→ RECORDS FOR THIS TASK:
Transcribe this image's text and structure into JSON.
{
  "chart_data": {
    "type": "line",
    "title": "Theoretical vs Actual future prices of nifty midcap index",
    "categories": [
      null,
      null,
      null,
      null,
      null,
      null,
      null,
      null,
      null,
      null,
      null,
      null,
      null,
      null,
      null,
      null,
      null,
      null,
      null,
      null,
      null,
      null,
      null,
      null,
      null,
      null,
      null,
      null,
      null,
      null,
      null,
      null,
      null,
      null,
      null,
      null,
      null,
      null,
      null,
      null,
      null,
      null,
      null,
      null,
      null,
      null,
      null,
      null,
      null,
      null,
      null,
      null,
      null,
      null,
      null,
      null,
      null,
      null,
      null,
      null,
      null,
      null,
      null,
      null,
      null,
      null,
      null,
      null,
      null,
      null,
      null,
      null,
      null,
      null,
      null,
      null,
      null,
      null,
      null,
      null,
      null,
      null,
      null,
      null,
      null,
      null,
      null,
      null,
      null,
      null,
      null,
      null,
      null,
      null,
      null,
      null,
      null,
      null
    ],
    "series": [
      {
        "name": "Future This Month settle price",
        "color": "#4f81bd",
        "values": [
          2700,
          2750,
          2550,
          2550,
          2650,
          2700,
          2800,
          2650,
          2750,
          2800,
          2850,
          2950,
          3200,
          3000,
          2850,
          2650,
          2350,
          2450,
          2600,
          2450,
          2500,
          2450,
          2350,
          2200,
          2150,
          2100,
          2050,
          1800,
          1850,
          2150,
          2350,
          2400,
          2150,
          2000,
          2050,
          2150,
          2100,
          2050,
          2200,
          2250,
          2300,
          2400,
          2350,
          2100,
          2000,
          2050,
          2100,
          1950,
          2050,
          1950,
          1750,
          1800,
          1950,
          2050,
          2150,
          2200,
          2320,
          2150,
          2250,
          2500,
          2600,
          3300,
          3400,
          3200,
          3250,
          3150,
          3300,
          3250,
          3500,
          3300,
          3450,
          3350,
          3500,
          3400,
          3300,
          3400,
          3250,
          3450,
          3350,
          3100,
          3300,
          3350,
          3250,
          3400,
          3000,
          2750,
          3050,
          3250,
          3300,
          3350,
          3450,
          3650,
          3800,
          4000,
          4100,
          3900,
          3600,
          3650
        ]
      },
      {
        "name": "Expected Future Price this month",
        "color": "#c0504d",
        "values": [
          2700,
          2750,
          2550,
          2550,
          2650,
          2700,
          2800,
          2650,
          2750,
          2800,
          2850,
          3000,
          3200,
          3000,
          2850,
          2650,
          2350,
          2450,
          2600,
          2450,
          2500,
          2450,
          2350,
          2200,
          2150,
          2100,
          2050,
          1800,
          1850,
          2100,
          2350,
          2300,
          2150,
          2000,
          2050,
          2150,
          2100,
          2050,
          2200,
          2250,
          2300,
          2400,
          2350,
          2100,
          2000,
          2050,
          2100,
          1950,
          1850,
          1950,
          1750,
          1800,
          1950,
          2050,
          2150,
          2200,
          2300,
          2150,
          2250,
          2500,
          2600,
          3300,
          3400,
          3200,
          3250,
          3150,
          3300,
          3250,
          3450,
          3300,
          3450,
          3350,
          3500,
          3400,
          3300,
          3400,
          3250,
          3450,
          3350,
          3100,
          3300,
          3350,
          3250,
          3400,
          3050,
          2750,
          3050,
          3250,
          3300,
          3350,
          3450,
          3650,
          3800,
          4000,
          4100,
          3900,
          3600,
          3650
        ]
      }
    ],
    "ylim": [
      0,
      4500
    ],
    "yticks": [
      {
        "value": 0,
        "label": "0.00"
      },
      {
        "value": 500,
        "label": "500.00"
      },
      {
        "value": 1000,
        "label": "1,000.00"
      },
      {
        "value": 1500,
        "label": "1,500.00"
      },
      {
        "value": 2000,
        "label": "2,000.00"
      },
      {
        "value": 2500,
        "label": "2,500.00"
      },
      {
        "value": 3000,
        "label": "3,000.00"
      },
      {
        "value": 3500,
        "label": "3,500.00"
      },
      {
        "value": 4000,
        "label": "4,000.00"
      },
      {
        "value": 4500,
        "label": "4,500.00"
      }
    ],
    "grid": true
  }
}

→ INSTRUCTIONS FOR THE TASK:
Copy all lines from the entries that contain the word "label".

→ EXERCISE RESULT:
        "label": "0.00"
        "label": "500.00"
        "label": "1,000.00"
        "label": "1,500.00"
        "label": "2,000.00"
        "label": "2,500.00"
        "label": "3,000.00"
        "label": "3,500.00"
        "label": "4,000.00"
        "label": "4,500.00"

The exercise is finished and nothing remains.